**** Input
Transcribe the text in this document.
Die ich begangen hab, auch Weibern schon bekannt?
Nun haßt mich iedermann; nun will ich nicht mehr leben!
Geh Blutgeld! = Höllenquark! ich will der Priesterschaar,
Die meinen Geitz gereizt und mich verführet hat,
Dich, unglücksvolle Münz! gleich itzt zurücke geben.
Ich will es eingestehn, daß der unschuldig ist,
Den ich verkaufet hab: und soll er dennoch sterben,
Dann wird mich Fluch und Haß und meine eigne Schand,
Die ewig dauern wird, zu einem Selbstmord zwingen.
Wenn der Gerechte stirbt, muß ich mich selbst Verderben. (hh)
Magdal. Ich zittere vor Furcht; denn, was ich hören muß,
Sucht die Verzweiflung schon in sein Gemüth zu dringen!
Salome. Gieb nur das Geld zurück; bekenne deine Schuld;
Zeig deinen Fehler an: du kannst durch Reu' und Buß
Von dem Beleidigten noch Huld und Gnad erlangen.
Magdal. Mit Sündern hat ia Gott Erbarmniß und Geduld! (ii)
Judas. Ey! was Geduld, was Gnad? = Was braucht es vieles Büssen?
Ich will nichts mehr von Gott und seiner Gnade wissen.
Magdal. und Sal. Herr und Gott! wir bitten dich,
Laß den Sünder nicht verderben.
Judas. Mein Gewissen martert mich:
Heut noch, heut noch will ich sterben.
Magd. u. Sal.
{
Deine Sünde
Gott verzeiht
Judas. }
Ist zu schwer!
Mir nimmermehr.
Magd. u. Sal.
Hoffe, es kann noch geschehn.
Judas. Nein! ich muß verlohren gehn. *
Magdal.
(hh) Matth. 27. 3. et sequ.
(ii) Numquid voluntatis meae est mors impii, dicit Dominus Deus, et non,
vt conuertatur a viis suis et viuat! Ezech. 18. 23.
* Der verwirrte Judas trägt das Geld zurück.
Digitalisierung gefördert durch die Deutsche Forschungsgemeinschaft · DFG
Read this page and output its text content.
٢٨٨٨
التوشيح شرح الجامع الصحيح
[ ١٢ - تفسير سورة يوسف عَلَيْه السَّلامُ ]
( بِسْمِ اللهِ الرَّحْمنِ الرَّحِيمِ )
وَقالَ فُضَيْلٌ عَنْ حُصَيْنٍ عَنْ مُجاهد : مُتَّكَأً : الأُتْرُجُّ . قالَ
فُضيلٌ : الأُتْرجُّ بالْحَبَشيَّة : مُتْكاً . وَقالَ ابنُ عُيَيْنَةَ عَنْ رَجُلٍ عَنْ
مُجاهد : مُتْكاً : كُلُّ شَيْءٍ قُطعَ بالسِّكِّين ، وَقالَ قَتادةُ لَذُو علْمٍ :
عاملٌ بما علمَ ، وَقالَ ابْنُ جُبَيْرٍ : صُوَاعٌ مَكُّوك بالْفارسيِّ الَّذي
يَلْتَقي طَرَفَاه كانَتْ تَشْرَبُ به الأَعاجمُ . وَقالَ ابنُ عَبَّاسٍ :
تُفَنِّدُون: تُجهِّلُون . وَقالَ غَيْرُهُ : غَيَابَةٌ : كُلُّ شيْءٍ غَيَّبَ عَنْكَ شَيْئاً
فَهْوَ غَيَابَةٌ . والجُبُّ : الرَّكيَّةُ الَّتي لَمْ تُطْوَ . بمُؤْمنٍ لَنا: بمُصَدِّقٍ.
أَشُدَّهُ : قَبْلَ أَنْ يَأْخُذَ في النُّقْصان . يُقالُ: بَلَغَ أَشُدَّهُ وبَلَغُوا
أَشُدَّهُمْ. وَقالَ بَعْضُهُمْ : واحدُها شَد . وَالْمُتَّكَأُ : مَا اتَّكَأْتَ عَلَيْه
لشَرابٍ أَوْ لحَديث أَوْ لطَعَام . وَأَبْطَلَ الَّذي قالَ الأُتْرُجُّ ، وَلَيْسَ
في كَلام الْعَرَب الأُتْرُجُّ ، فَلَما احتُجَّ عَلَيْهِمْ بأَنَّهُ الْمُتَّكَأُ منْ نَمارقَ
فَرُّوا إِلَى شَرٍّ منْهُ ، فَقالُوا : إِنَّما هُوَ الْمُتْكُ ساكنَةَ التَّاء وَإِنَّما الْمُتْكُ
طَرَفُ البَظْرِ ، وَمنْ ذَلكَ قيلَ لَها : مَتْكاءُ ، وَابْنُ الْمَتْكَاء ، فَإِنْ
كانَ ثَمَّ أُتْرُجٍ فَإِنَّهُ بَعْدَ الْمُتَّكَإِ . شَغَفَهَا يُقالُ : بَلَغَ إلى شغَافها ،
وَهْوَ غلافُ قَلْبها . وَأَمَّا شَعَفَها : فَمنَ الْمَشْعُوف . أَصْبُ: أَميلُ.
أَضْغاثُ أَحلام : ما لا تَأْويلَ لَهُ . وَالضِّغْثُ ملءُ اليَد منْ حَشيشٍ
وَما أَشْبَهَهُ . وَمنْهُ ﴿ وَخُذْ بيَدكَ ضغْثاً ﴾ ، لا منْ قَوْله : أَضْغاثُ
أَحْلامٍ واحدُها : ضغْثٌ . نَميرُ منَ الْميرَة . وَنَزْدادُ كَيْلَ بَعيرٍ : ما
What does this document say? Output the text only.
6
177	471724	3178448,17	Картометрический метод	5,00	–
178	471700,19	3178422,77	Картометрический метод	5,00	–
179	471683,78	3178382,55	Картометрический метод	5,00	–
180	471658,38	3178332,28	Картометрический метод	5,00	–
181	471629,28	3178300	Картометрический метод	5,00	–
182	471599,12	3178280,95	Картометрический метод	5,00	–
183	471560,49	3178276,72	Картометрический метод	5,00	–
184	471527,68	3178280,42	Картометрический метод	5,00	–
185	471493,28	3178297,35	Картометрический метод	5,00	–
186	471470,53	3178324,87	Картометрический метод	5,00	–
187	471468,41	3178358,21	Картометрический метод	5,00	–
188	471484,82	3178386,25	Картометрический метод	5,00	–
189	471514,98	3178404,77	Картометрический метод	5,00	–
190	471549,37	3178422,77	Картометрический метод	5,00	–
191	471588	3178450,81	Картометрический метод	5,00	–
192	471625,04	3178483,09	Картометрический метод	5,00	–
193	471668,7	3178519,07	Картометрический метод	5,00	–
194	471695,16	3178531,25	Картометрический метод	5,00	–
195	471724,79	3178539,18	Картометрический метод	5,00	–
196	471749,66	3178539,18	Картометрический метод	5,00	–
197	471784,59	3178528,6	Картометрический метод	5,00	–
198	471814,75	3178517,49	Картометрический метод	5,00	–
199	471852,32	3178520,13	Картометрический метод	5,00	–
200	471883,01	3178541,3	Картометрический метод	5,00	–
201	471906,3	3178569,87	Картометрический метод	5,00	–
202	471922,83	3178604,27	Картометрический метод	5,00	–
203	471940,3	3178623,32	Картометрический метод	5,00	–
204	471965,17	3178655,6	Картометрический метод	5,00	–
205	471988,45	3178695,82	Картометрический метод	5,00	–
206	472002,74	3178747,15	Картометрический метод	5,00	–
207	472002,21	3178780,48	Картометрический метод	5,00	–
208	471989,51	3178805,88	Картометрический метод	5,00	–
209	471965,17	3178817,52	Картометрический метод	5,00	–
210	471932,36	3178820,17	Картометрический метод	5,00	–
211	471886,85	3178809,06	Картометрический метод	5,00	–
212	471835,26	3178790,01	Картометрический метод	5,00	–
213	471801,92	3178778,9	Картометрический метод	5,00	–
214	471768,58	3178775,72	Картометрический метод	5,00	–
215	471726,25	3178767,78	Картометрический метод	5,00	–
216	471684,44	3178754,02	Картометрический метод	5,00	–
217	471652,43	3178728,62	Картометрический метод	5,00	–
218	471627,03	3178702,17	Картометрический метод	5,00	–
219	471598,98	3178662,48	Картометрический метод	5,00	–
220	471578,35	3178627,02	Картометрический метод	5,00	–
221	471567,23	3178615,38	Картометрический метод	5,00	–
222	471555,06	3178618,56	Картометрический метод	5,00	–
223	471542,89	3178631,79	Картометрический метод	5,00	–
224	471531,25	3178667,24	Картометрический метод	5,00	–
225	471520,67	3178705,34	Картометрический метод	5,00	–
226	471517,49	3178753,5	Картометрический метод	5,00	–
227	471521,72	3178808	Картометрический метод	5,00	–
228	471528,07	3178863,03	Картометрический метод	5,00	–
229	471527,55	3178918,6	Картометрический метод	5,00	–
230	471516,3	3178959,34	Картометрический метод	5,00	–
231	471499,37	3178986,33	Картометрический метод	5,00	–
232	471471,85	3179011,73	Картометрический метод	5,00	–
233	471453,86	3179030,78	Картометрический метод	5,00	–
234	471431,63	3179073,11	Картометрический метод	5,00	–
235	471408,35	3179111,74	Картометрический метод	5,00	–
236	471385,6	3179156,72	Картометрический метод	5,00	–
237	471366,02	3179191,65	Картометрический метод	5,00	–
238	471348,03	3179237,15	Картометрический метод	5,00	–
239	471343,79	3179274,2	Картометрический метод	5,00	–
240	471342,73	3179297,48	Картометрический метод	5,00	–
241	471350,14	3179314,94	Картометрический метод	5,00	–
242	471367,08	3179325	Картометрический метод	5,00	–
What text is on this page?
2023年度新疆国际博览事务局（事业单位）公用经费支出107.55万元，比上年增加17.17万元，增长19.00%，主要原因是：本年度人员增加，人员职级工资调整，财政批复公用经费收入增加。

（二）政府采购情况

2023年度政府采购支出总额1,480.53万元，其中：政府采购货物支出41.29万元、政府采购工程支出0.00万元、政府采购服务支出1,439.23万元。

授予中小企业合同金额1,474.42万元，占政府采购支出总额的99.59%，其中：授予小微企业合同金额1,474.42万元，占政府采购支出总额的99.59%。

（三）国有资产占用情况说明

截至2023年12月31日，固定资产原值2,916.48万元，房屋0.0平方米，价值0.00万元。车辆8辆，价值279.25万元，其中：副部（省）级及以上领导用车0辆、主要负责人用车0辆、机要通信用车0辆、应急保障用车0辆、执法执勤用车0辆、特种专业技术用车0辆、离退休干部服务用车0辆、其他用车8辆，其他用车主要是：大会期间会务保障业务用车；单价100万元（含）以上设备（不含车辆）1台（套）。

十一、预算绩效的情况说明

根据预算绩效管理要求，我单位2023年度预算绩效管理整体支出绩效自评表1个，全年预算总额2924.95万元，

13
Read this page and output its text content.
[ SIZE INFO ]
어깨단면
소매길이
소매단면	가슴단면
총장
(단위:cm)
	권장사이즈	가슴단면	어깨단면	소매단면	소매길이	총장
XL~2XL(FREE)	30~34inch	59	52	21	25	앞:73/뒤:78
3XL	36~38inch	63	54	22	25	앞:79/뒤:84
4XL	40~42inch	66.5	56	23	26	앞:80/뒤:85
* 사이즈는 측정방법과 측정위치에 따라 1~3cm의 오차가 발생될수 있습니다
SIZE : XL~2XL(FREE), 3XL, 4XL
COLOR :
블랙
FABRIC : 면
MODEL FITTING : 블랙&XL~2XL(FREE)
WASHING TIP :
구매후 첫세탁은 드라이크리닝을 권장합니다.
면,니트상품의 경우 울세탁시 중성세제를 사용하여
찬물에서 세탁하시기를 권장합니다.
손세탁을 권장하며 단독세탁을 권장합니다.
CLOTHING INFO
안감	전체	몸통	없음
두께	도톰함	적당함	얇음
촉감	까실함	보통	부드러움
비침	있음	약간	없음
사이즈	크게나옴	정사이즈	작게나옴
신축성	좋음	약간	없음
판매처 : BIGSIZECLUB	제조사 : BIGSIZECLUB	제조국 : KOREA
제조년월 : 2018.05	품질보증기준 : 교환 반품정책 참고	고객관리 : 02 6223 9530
********
[What the exercise asks] A line counts if it holds the word "جاهد". How many lines of the entries count? Give the number only.

[Solution] 2